(Entries from a dataset)
= = = = =

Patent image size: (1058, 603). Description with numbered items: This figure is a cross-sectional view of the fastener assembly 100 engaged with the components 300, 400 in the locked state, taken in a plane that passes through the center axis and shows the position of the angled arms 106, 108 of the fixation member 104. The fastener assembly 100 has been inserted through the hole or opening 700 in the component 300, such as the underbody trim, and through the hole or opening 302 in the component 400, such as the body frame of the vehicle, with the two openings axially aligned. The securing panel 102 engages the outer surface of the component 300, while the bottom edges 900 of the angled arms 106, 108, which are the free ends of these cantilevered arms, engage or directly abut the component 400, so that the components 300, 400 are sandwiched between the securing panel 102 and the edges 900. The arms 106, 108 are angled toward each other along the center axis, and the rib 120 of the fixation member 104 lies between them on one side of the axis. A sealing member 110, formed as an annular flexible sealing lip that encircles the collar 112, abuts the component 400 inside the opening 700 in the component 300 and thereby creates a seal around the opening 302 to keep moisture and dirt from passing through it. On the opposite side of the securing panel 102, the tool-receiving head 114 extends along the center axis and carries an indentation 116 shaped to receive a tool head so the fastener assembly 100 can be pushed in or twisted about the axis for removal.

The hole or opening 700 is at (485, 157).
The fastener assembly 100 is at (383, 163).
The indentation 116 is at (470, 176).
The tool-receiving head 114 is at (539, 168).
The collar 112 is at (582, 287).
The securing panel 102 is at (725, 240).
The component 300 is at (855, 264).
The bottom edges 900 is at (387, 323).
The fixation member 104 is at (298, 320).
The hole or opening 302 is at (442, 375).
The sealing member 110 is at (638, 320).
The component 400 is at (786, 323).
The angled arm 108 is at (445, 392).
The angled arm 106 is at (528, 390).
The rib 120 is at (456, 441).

= = = = =

## Written exercise
Retype each line of the rows above without any changes.

## Answer to the task
Patent image size: (1058, 603). Description with numbered items: This figure is a cross-sectional view of the fastener assembly 100 engaged with the components 300, 400 in the locked state, taken in a plane that passes through the center axis and shows the position of the angled arms 106, 108 of the fixation member 104. The fastener assembly 100 has been inserted through the hole or opening 700 in the component 300, such as the underbody trim, and through the hole or opening 302 in the component 400, such as the body frame of the vehicle, with the two openings axially aligned. The securing panel 102 engages the outer surface of the component 300, while the bottom edges 900 of the angled arms 106, 108, which are the free ends of these cantilevered arms, engage or directly abut the component 400, so that the components 300, 400 are sandwiched between the securing panel 102 and the edges 900. The arms 106, 108 are angled toward each other along the center axis, and the rib 120 of the fixation member 104 lies between them on one side of the axis. A sealing member 110, formed as an annular flexible sealing lip that encircles the collar 112, abuts the component 400 inside the opening 700 in the component 300 and thereby creates a seal around the opening 302 to keep moisture and dirt from passing through it. On the opposite side of the securing panel 102, the tool-receiving head 114 extends along the center axis and carries an indentation 116 shaped to receive a tool head so the fastener assembly 100 can be pushed in or twisted about the axis for removal.

The hole or opening 700 is at (485, 157).
The fastener assembly 100 is at (383, 163).
The indentation 116 is at (470, 176).
The tool-receiving head 114 is at (539, 168).
The collar 112 is at (582, 287).
The securing panel 102 is at (725, 240).
The component 300 is at (855, 264).
The bottom edges 900 is at (387, 323).
The fixation member 104 is at (298, 320).
The hole or opening 302 is at (442, 375).
The sealing member 110 is at (638, 320).
The component 400 is at (786, 323).
The angled arm 108 is at (445, 392).
The angled arm 106 is at (528, 390).
The rib 120 is at (456, 441).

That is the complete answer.